> Passage provided
# Foundation



## Jeff Oehlsen (Apr 7, 2006)

How many noobs here do your own foundation work?

How many are comfortable with the knowledge that you may not be getting everything that you can out of your pup due to your inexperience?

What was the reason that you did your own?


I come from another era. Experienced helpers, green dogs. Green helpers experienced dogs Never green on green.

I HATE when some noob brings their dog and I can see that they have not done the work properly. They have done it long enough and it is a conditioned response. There is never a full fix to this.

This ought to get you away from 18 pages of what collar does your dog wear in the house, and Oh God what if he escapes BS No wonder you guys are such NOOOBS. 

Focus now people I don't want to tell you again.


----------



## Selena van Leeuwen (Mar 29, 2006)

I don´t do it, I ask Dick to do it. Playing is with a big football or something but no tugwork. To afraid I will ruin the bitework.

I did help built a young dog on a sleeve on the club, but under guidance of Dick and the owner who was a good IPO (sch) helper.


----------



## Kristen Cabe (Mar 27, 2006)

I don't do any of that at home either. SchH club is the only place we do bitework.


----------



## Simon Mellick (Oct 31, 2006)

Jeff, 

When you talk about people bringing their dogs to club, I assume you're talking about some form of ring sport? In a sport where bite quality isn't nearly as important as commitment to the bite, what kind of things do you see that suggest poor foundation work? Just curious.

I'm definitely a noob, and I did a lot of foundation work with my pup. I wasn't overly impressed with any of the local sport clubs; I mostly train with police K9 handlers, so my foundation skills probably aren't that far off from theirs. It was really a situation where I either did my own, or he wouldn't get much foundation work as a pup. 
Recognizing that my timing wouldn't be pefect, I risked it and did my own foundation work anyway. There are some undesirable behaviours that may or may not have been conditioned by poor training: He does a lot of head thrashing, pulling back instead of into the bite, lots of growling on the bite. Then again, those are also more common in the breed (bouvier), so who knows.

Simon


----------



## Maren Bell Jones (Jun 7, 2006)

*takes a big breath and ignores house collar comments and contemplates the joys of duck herding and dog sledding* :roll: :roll: 

How much foundation is foundation? Is drive work and getting a dog excited about a tug (say for an obedience reward) mutually exclusive from the bitework?


----------



## Mike Schoonbrood (Mar 27, 2006)

At what point does a green helper become a not-green helper?


----------



## Jeff Oehlsen (Apr 7, 2006)

I was having a conversation with one of our new decoys about how horrified I am that they (two of them) have the balls to conduct a training session themselves with no experienced trainers present.

Every dog has a low and high threshold for.....lets use prey drive. If you do not know what you are looking for with a particular kind of dog, there is a huge possibility that you are rewarding a dog in half drive or less. I see this a lot, especially since "The videos" came out. I am not bashing the videos, just beginning to see the damage from people assuming that they know what a good decoy looks like, and that they themselves can do the MOST IMPORTANT WORK OF A DOGS LIFE with absolutly NO EXPERIENCE WHATSOEVER.

> Written exercise a
In the foundation thread, what breed does Simon Mellick say his dog is?

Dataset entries
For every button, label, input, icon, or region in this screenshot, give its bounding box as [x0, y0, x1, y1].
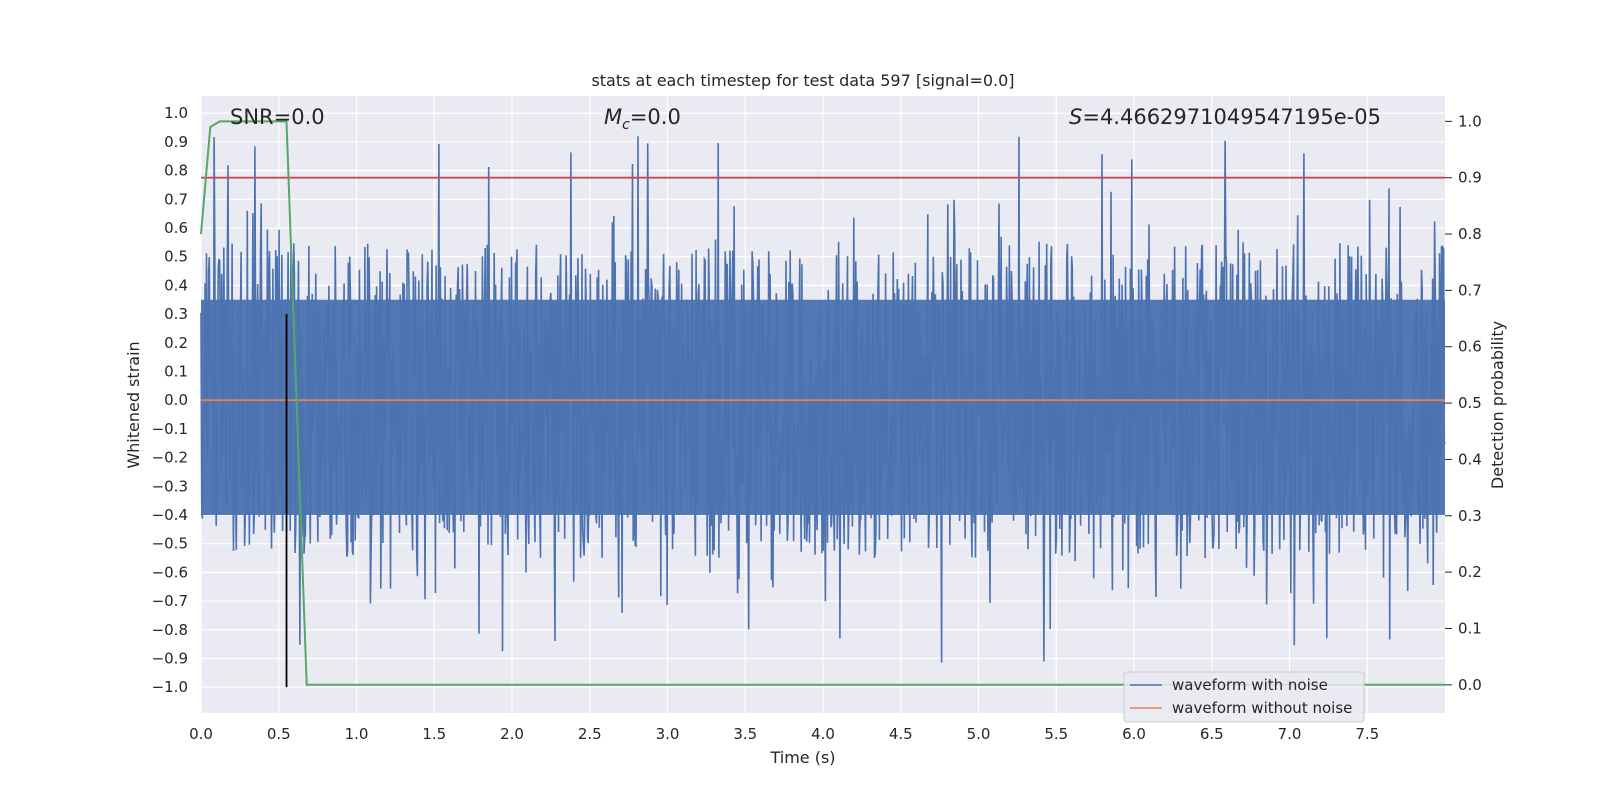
- y2-axis-label: Detection probability: [1488, 321, 1507, 489]
- y-tick-label-15: −0.5: [152, 535, 188, 553]
- x-tick-label-6: 3.0: [656, 725, 680, 743]
- x-tick-label-9: 4.5: [889, 725, 913, 743]
- x-tick-label-11: 5.5: [1044, 725, 1068, 743]
- x-tick-label-8: 4.0: [811, 725, 835, 743]
- x-tick-label-15: 7.5: [1355, 725, 1379, 743]
- y2-tick-label-3: 0.7: [1458, 281, 1482, 299]
- mc-symbol: M: [604, 105, 622, 129]
- legend: waveform with noise waveform without noi…: [1123, 671, 1365, 723]
- y-tick-label-4: 0.6: [164, 219, 188, 237]
- y-tick-label-8: 0.2: [164, 334, 188, 352]
- y-tick-label-20: −1.0: [152, 678, 188, 696]
- x-axis-label: Time (s): [769, 748, 835, 767]
- y2-tick-label-5: 0.5: [1458, 394, 1482, 412]
- y-tick-label-9: 0.1: [164, 362, 188, 380]
- x-tick-label-14: 7.0: [1278, 725, 1302, 743]
- y-tick-label-18: −0.8: [152, 621, 188, 639]
- x-tick-label-1: 0.5: [267, 725, 291, 743]
- noisy-waveform-trace: [200, 136, 1446, 663]
- y-tick-label-12: −0.2: [152, 449, 188, 467]
- y-tick-label-11: −0.1: [152, 420, 188, 438]
- s-value: =4.4662971049547195e-05: [1082, 105, 1381, 129]
- legend-label-noise: waveform with noise: [1172, 676, 1328, 694]
- x-tick-label-5: 2.5: [578, 725, 602, 743]
- y-tick-label-13: −0.3: [152, 477, 188, 495]
- y-tick-label-2: 0.8: [164, 162, 188, 180]
- y2-tick-label-10: 0.0: [1458, 676, 1482, 694]
- noisy-waveform-dense-band: [201, 299, 1445, 515]
- x-tick-label-12: 6.0: [1122, 725, 1146, 743]
- y2-tick-label-9: 0.1: [1458, 619, 1482, 637]
- y-tick-label-7: 0.3: [164, 305, 188, 323]
- tick-labels: 0.0 0.5 1.0 1.5 2.0 2.5 3.0 3.5 4.0 4.5 5.0 5.5 6.0 6…: [152, 104, 1482, 743]
- s-annotation: S=4.4662971049547195e-05: [1069, 105, 1381, 129]
- y2-tick-label-2: 0.8: [1458, 225, 1482, 243]
- line-series: [200, 120, 1445, 688]
- y-tick-label-10: 0.0: [164, 391, 188, 409]
- x-tick-label-10: 5.0: [967, 725, 991, 743]
- y2-tick-label-0: 1.0: [1458, 112, 1482, 130]
- y-tick-label-16: −0.6: [152, 563, 188, 581]
- y-tick-label-3: 0.7: [164, 190, 188, 208]
- x-tick-label-0: 0.0: [189, 725, 213, 743]
- y-tick-label-6: 0.4: [164, 276, 188, 294]
- legend-box: [1123, 671, 1365, 723]
- detection-probability-line: [200, 120, 1445, 686]
- y2-tick-label-7: 0.3: [1458, 507, 1482, 525]
- y-tick-label-17: −0.7: [152, 592, 188, 610]
- y-tick-label-19: −0.9: [152, 649, 188, 667]
- y2-tick-label-1: 0.9: [1458, 169, 1482, 187]
- legend-label-clean: waveform without noise: [1172, 699, 1352, 717]
- s-symbol: S: [1069, 105, 1082, 129]
- mc-value: =0.0: [630, 105, 681, 129]
- chart-title: stats at each timestep for test data 597…: [591, 71, 1014, 90]
- x-tick-label-7: 3.5: [733, 725, 757, 743]
- y-tick-label-1: 0.9: [164, 133, 188, 151]
- y2-tick-label-6: 0.4: [1458, 450, 1482, 468]
- mc-annotation: Mc=0.0: [604, 105, 681, 133]
- y2-tick-label-8: 0.2: [1458, 563, 1482, 581]
- mc-subscript: c: [622, 117, 630, 133]
- x-tick-label-4: 2.0: [500, 725, 524, 743]
- y-tick-label-5: 0.5: [164, 248, 188, 266]
- y2-tick-label-4: 0.6: [1458, 338, 1482, 356]
- y-tick-label-14: −0.4: [152, 506, 188, 524]
- y-tick-label-0: 1.0: [164, 104, 188, 122]
- x-tick-label-2: 1.0: [345, 725, 369, 743]
- snr-annotation: SNR=0.0: [230, 105, 325, 129]
- x-tick-label-3: 1.5: [422, 725, 446, 743]
- y-axis-label: Whitened strain: [124, 341, 143, 468]
- x-tick-label-13: 6.5: [1200, 725, 1224, 743]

> Written exercise b
Rewrite the lines of the listing from the one containing "- y2-axis-label: Detection" through the one containing "- x-tick-label-1: 0.5: [267, 725, 291, 743]", changing "y-tick-label" to "left-tick-label" and leaving everything else as it is.

> Full response a
A bouvier.

> Full response b
- y2-axis-label: Detection probability: [1488, 321, 1507, 489]
- left-tick-label-15: −0.5: [152, 535, 188, 553]
- x-tick-label-6: 3.0: [656, 725, 680, 743]
- x-tick-label-9: 4.5: [889, 725, 913, 743]
- x-tick-label-11: 5.5: [1044, 725, 1068, 743]
- x-tick-label-8: 4.0: [811, 725, 835, 743]
- x-tick-label-15: 7.5: [1355, 725, 1379, 743]
- y2-tick-label-3: 0.7: [1458, 281, 1482, 299]
- mc-symbol: M: [604, 105, 622, 129]
- legend: waveform with noise waveform without noi…: [1123, 671, 1365, 723]
- left-tick-label-4: 0.6: [164, 219, 188, 237]
- left-tick-label-8: 0.2: [164, 334, 188, 352]
- left-tick-label-20: −1.0: [152, 678, 188, 696]
- x-axis-label: Time (s): [769, 748, 835, 767]
- y2-tick-label-5: 0.5: [1458, 394, 1482, 412]
- left-tick-label-9: 0.1: [164, 362, 188, 380]
- x-tick-label-14: 7.0: [1278, 725, 1302, 743]
- left-tick-label-18: −0.8: [152, 621, 188, 639]
- x-tick-label-1: 0.5: [267, 725, 291, 743]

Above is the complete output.